§ TASK DESCRIPTION
Repeat each entry as written, dropping any picture you find.

## START RECORDED INFORMATION

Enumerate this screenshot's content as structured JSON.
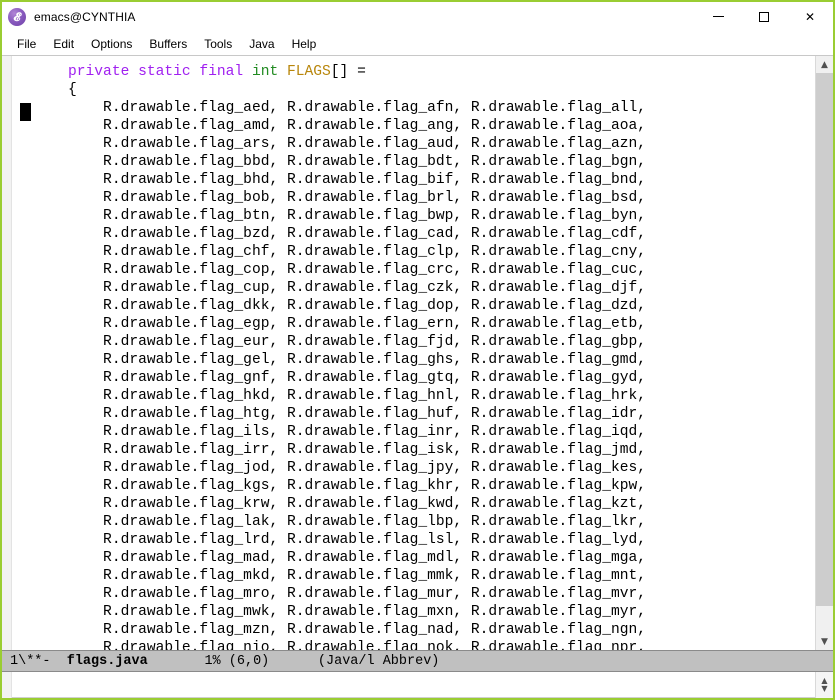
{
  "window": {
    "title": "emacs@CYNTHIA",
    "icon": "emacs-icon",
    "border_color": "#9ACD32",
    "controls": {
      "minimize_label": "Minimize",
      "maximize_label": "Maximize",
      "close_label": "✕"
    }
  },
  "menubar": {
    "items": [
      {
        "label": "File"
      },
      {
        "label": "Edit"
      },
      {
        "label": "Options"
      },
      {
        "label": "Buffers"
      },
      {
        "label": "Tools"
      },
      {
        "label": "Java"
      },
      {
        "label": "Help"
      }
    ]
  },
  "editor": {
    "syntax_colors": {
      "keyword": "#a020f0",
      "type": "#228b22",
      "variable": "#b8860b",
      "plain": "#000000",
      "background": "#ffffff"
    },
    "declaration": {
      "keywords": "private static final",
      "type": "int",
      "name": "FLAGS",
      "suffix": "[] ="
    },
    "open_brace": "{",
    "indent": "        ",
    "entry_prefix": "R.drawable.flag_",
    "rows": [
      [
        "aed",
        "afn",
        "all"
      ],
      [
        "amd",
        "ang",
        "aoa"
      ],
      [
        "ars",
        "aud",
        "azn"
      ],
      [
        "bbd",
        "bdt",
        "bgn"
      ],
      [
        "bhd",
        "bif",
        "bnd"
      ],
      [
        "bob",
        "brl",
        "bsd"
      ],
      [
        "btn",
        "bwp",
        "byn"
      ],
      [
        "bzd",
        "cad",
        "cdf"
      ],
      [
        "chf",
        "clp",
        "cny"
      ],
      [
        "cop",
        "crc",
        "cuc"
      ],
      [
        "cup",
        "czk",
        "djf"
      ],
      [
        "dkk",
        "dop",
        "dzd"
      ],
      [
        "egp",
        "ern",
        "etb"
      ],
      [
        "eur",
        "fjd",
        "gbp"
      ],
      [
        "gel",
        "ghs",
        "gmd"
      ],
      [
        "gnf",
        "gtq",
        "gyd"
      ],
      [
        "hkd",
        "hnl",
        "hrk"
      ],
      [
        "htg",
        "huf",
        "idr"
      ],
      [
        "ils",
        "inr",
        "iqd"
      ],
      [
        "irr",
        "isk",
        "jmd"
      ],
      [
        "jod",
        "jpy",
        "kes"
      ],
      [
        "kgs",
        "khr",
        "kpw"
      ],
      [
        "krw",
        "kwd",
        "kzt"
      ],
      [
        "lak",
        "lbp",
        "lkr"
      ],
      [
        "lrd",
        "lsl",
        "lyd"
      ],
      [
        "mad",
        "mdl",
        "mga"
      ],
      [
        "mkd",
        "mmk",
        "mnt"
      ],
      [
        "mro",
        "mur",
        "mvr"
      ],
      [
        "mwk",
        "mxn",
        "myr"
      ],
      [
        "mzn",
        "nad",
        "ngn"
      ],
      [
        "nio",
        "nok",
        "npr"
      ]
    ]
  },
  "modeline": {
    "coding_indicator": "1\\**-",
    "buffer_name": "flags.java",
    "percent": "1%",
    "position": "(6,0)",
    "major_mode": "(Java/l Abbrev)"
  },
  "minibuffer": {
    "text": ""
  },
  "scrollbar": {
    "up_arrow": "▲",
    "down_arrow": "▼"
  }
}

## END RECORDED INFORMATION

§ SOLUTION TO THE EXERCISE
Enumerate this screenshot's content as structured JSON.
{
  "window": {
    "title": "emacs@CYNTHIA",
    "icon": "emacs-icon",
    "border_color": "#9ACD32",
    "controls": {
      "minimize_label": "Minimize",
      "maximize_label": "Maximize",
      "close_label": "✕"
    }
  },
  "menubar": {
    "items": [
      {
        "label": "File"
      },
      {
        "label": "Edit"
      },
      {
        "label": "Options"
      },
      {
        "label": "Buffers"
      },
      {
        "label": "Tools"
      },
      {
        "label": "Java"
      },
      {
        "label": "Help"
      }
    ]
  },
  "editor": {
    "syntax_colors": {
      "keyword": "#a020f0",
      "type": "#228b22",
      "variable": "#b8860b",
      "plain": "#000000",
      "background": "#ffffff"
    },
    "declaration": {
      "keywords": "private static final",
      "type": "int",
      "name": "FLAGS",
      "suffix": "[] ="
    },
    "open_brace": "{",
    "indent": "        ",
    "entry_prefix": "R.drawable.flag_",
    "rows": [
      [
        "aed",
        "afn",
        "all"
      ],
      [
        "amd",
        "ang",
        "aoa"
      ],
      [
        "ars",
        "aud",
        "azn"
      ],
      [
        "bbd",
        "bdt",
        "bgn"
      ],
      [
        "bhd",
        "bif",
        "bnd"
      ],
      [
        "bob",
        "brl",
        "bsd"
      ],
      [
        "btn",
        "bwp",
        "byn"
      ],
      [
        "bzd",
        "cad",
        "cdf"
      ],
      [
        "chf",
        "clp",
        "cny"
      ],
      [
        "cop",
        "crc",
        "cuc"
      ],
      [
        "cup",
        "czk",
        "djf"
      ],
      [
        "dkk",
        "dop",
        "dzd"
      ],
      [
        "egp",
        "ern",
        "etb"
      ],
      [
        "eur",
        "fjd",
        "gbp"
      ],
      [
        "gel",
        "ghs",
        "gmd"
      ],
      [
        "gnf",
        "gtq",
        "gyd"
      ],
      [
        "hkd",
        "hnl",
        "hrk"
      ],
      [
        "htg",
        "huf",
        "idr"
      ],
      [
        "ils",
        "inr",
        "iqd"
      ],
      [
        "irr",
        "isk",
        "jmd"
      ],
      [
        "jod",
        "jpy",
        "kes"
      ],
      [
        "kgs",
        "khr",
        "kpw"
      ],
      [
        "krw",
        "kwd",
        "kzt"
      ],
      [
        "lak",
        "lbp",
        "lkr"
      ],
      [
        "lrd",
        "lsl",
        "lyd"
      ],
      [
        "mad",
        "mdl",
        "mga"
      ],
      [
        "mkd",
        "mmk",
        "mnt"
      ],
      [
        "mro",
        "mur",
        "mvr"
      ],
      [
        "mwk",
        "mxn",
        "myr"
      ],
      [
        "mzn",
        "nad",
        "ngn"
      ],
      [
        "nio",
        "nok",
        "npr"
      ]
    ]
  },
  "modeline": {
    "coding_indicator": "1\\**-",
    "buffer_name": "flags.java",
    "percent": "1%",
    "position": "(6,0)",
    "major_mode": "(Java/l Abbrev)"
  },
  "minibuffer": {
    "text": ""
  },
  "scrollbar": {
    "up_arrow": "▲",
    "down_arrow": "▼"
  }
}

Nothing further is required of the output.